Problem statement
Write out each line in which the string "screenshot" is present.

Records about charts and figures:
==*==
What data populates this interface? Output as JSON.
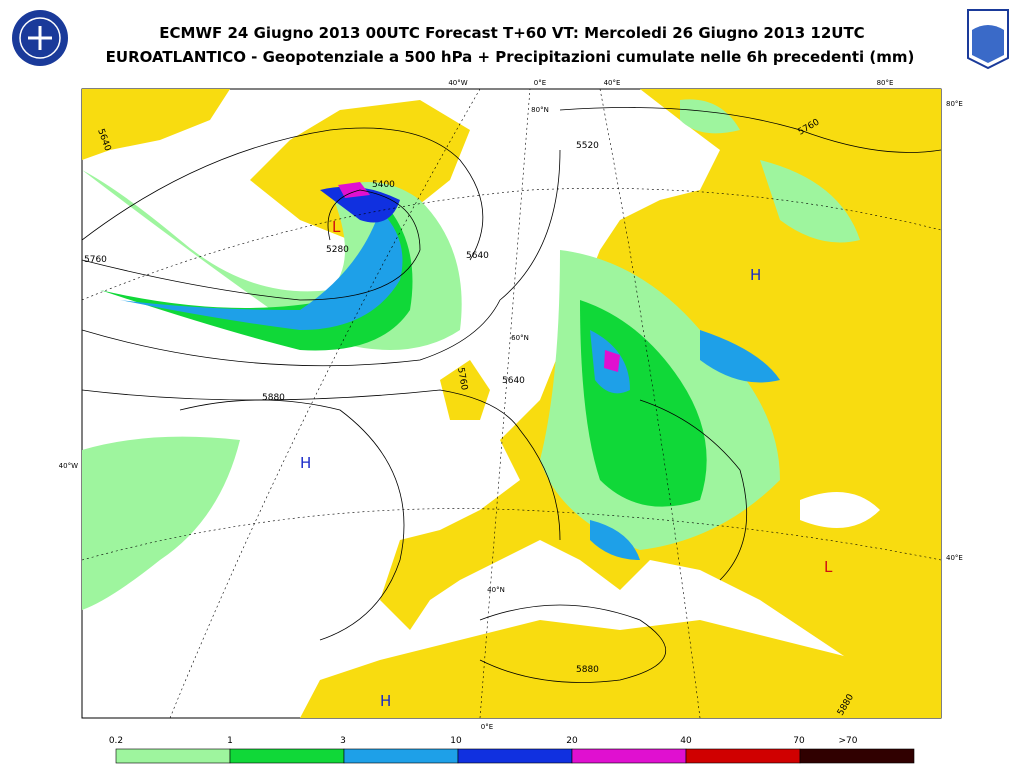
{
  "header": {
    "title_lines": [
      "ECMWF 24 Giugno 2013 00UTC Forecast T+60 VT: Mercoledi 26 Giugno 2013 12UTC",
      "EUROATLANTICO - Geopotenziale a 500 hPa + Precipitazioni cumulate nelle 6h precedenti (mm)"
    ]
  },
  "map": {
    "coordinate_labels": [
      "40°W",
      "0°E",
      "40°E",
      "80°E",
      "80°E",
      "40°W",
      "40°E",
      "40°N",
      "0°E",
      "80°N",
      "60°N"
    ],
    "contour_labels": [
      "5640",
      "5520",
      "5400",
      "5280",
      "5760",
      "5640",
      "5640",
      "5880",
      "5760",
      "5880",
      "5760",
      "5880"
    ],
    "pressure_centers": [
      "L",
      "H",
      "H",
      "H",
      "L"
    ]
  },
  "legend": {
    "items": [
      {
        "label": "0.2",
        "color": "#9ef59e"
      },
      {
        "label": "1",
        "color": "#10d838"
      },
      {
        "label": "3",
        "color": "#1ea0e8"
      },
      {
        "label": "10",
        "color": "#1030e0"
      },
      {
        "label": "20",
        "color": "#e010d0"
      },
      {
        "label": "40",
        "color": "#d00000"
      },
      {
        "label": "70",
        "color": "#300000"
      },
      {
        "label": ">70",
        "color": null
      }
    ]
  }
}
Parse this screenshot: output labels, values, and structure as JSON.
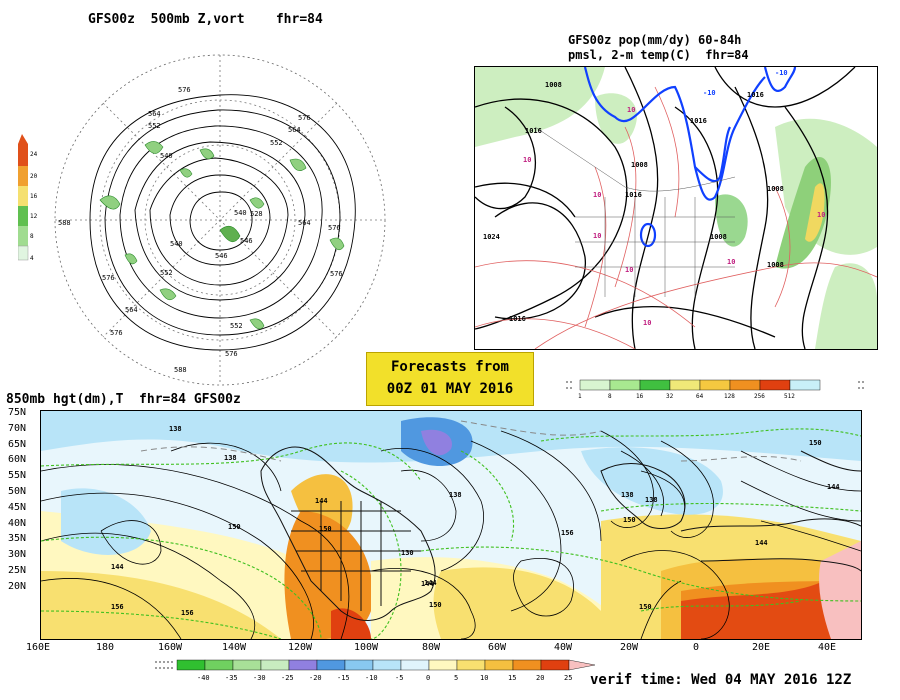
{
  "polar_panel": {
    "title": "GFS00z  500mb Z,vort    fhr=84",
    "contour_labels": [
      "576",
      "564",
      "552",
      "540",
      "528",
      "576",
      "564",
      "552",
      "540",
      "546",
      "576",
      "564",
      "576",
      "588",
      "576",
      "552",
      "540",
      "546",
      "576",
      "552",
      "564",
      "576",
      "588"
    ],
    "vorticity_legend": {
      "ticks": [
        "24",
        "20",
        "16",
        "12",
        "8",
        "4"
      ],
      "colors": [
        "#e0501a",
        "#f0a030",
        "#f5e070",
        "#60c050",
        "#a0dc90",
        "#e0f5e0"
      ]
    }
  },
  "na_panel": {
    "title_line1": "GFS00z pop(mm/dy) 60-84h",
    "title_line2": "pmsl, 2-m temp(C)  fhr=84",
    "pressure_labels": [
      "1008",
      "1016",
      "1016",
      "1024",
      "1008",
      "1016",
      "1016",
      "1008",
      "1008",
      "1008",
      "1016"
    ],
    "temp_labels": [
      "-10",
      "-10",
      "10",
      "10",
      "10",
      "10",
      "10",
      "10",
      "10",
      "10"
    ],
    "precip_legend": {
      "ticks": [
        "1",
        "8",
        "16",
        "32",
        "64",
        "128",
        "256",
        "512"
      ],
      "colors": [
        "#d8f5d0",
        "#a8e890",
        "#40c040",
        "#f0e878",
        "#f5c840",
        "#f09020",
        "#e04010",
        "#c8f0f8"
      ]
    }
  },
  "forecast_box": {
    "line1": "Forecasts from",
    "line2": "00Z 01 MAY 2016"
  },
  "global_panel": {
    "title": "850mb hgt(dm),T  fhr=84 GFS00z",
    "lat_ticks": [
      "75N",
      "70N",
      "65N",
      "60N",
      "55N",
      "50N",
      "45N",
      "40N",
      "35N",
      "30N",
      "25N",
      "20N"
    ],
    "lon_ticks": [
      "160E",
      "180",
      "160W",
      "140W",
      "120W",
      "100W",
      "80W",
      "60W",
      "40W",
      "20W",
      "0",
      "20E",
      "40E"
    ],
    "height_labels": [
      "138",
      "138",
      "144",
      "150",
      "144",
      "156",
      "156",
      "150",
      "144",
      "138",
      "138",
      "130",
      "144",
      "150",
      "156",
      "150",
      "144",
      "138",
      "150",
      "144",
      "150"
    ],
    "temp_legend": {
      "ticks": [
        "-40",
        "-35",
        "-30",
        "-25",
        "-20",
        "-15",
        "-10",
        "-5",
        "0",
        "5",
        "10",
        "15",
        "20",
        "25"
      ],
      "colors": [
        "#30c030",
        "#70d060",
        "#a8e098",
        "#c8ecc0",
        "#9080e0",
        "#5098e0",
        "#88c8f0",
        "#b8e4f8",
        "#e0f4fc",
        "#fff8c0",
        "#f8e070",
        "#f5c040",
        "#f09020",
        "#e04010",
        "#f8c0c0"
      ]
    }
  },
  "verif_time": "verif time: Wed 04 MAY 2016 12Z"
}
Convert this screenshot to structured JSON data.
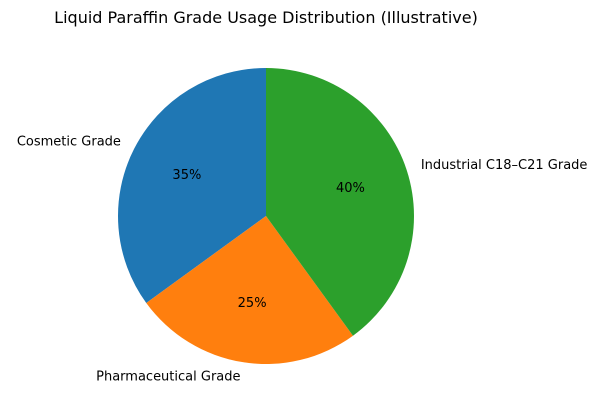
{
  "chart_data": {
    "type": "pie",
    "title": "Liquid Paraffin Grade Usage Distribution (Illustrative)",
    "labels": [
      "Cosmetic Grade",
      "Pharmaceutical Grade",
      "Industrial C18–C21 Grade"
    ],
    "values": [
      35,
      25,
      40
    ],
    "value_labels": [
      "35%",
      "25%",
      "40%"
    ],
    "colors": [
      "#1f77b4",
      "#ff7f0e",
      "#2ca02c"
    ],
    "start_angle_deg": 90,
    "direction": "counterclockwise"
  }
}
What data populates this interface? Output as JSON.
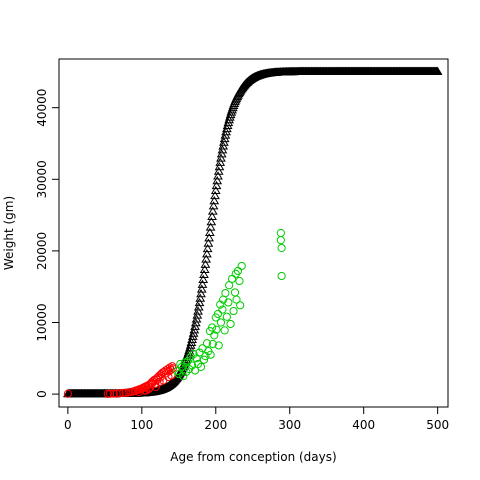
{
  "chart_data": {
    "type": "scatter",
    "title": "",
    "xlabel": "Age from conception (days)",
    "ylabel": "Weight (gm)",
    "xlim": [
      -12,
      514
    ],
    "ylim": [
      -1800,
      46800
    ],
    "x_ticks": [
      0,
      100,
      200,
      300,
      400,
      500
    ],
    "x_tick_labels": [
      "0",
      "100",
      "200",
      "300",
      "400",
      "500"
    ],
    "y_ticks": [
      0,
      10000,
      20000,
      30000,
      40000
    ],
    "y_tick_labels": [
      "0",
      "10000",
      "20000",
      "30000",
      "40000"
    ],
    "grid": false,
    "legend": "none",
    "marker": "open-circle",
    "series": [
      {
        "color": "#000000",
        "marker": "open-triangle",
        "curve": {
          "form": "logistic",
          "asymptote": 45000,
          "midpoint": 192,
          "scale": 15,
          "x_range": [
            0,
            500
          ],
          "count": 501
        }
      },
      {
        "color": "#ff0000",
        "points": [
          [
            0,
            50
          ],
          [
            54,
            30
          ],
          [
            57,
            60
          ],
          [
            62,
            80
          ],
          [
            66,
            60
          ],
          [
            70,
            120
          ],
          [
            75,
            150
          ],
          [
            78,
            200
          ],
          [
            82,
            250
          ],
          [
            85,
            300
          ],
          [
            88,
            350
          ],
          [
            90,
            420
          ],
          [
            92,
            500
          ],
          [
            95,
            560
          ],
          [
            96,
            650
          ],
          [
            98,
            700
          ],
          [
            100,
            780
          ],
          [
            101,
            820
          ],
          [
            102,
            900
          ],
          [
            104,
            1000
          ],
          [
            105,
            950
          ],
          [
            106,
            1100
          ],
          [
            108,
            1200
          ],
          [
            110,
            1300
          ],
          [
            112,
            1450
          ],
          [
            113,
            1600
          ],
          [
            114,
            1500
          ],
          [
            115,
            1800
          ],
          [
            117,
            2000
          ],
          [
            118,
            1400
          ],
          [
            120,
            2200
          ],
          [
            121,
            2000
          ],
          [
            122,
            2400
          ],
          [
            124,
            2600
          ],
          [
            125,
            2300
          ],
          [
            126,
            2800
          ],
          [
            128,
            3000
          ],
          [
            130,
            3100
          ],
          [
            132,
            3300
          ],
          [
            133,
            2900
          ],
          [
            135,
            3500
          ],
          [
            136,
            2400
          ],
          [
            137,
            3200
          ],
          [
            138,
            3700
          ],
          [
            139,
            3400
          ],
          [
            140,
            2600
          ],
          [
            141,
            3900
          ],
          [
            142,
            3600
          ],
          [
            106,
            500
          ],
          [
            109,
            700
          ],
          [
            111,
            900
          ],
          [
            119,
            1000
          ],
          [
            124,
            1700
          ],
          [
            129,
            1900
          ],
          [
            96,
            300
          ],
          [
            103,
            500
          ]
        ]
      },
      {
        "color": "#00cd00",
        "points": [
          [
            148,
            3200
          ],
          [
            150,
            2800
          ],
          [
            152,
            4200
          ],
          [
            154,
            3800
          ],
          [
            156,
            2500
          ],
          [
            158,
            4400
          ],
          [
            160,
            3100
          ],
          [
            162,
            4600
          ],
          [
            164,
            3500
          ],
          [
            166,
            5200
          ],
          [
            168,
            4000
          ],
          [
            170,
            5600
          ],
          [
            172,
            3300
          ],
          [
            174,
            5000
          ],
          [
            176,
            4200
          ],
          [
            178,
            5800
          ],
          [
            180,
            3800
          ],
          [
            182,
            6400
          ],
          [
            184,
            4800
          ],
          [
            186,
            5300
          ],
          [
            188,
            7100
          ],
          [
            190,
            6000
          ],
          [
            192,
            8800
          ],
          [
            193,
            5500
          ],
          [
            195,
            9300
          ],
          [
            196,
            7000
          ],
          [
            198,
            8200
          ],
          [
            200,
            10700
          ],
          [
            201,
            9000
          ],
          [
            203,
            11200
          ],
          [
            204,
            6800
          ],
          [
            206,
            12500
          ],
          [
            207,
            10000
          ],
          [
            209,
            11800
          ],
          [
            210,
            13200
          ],
          [
            212,
            8900
          ],
          [
            213,
            14100
          ],
          [
            215,
            10800
          ],
          [
            217,
            12800
          ],
          [
            218,
            15200
          ],
          [
            220,
            9800
          ],
          [
            222,
            16100
          ],
          [
            224,
            11600
          ],
          [
            226,
            14200
          ],
          [
            227,
            16800
          ],
          [
            228,
            13200
          ],
          [
            230,
            17200
          ],
          [
            232,
            15800
          ],
          [
            233,
            12400
          ],
          [
            235,
            17900
          ],
          [
            288,
            22500
          ],
          [
            288,
            21500
          ],
          [
            289,
            20400
          ],
          [
            289,
            16500
          ]
        ]
      }
    ]
  }
}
==*==
Response
Parse this screenshot: output labels, values, and structure as JSON.
Convert this screenshot to structured JSON data.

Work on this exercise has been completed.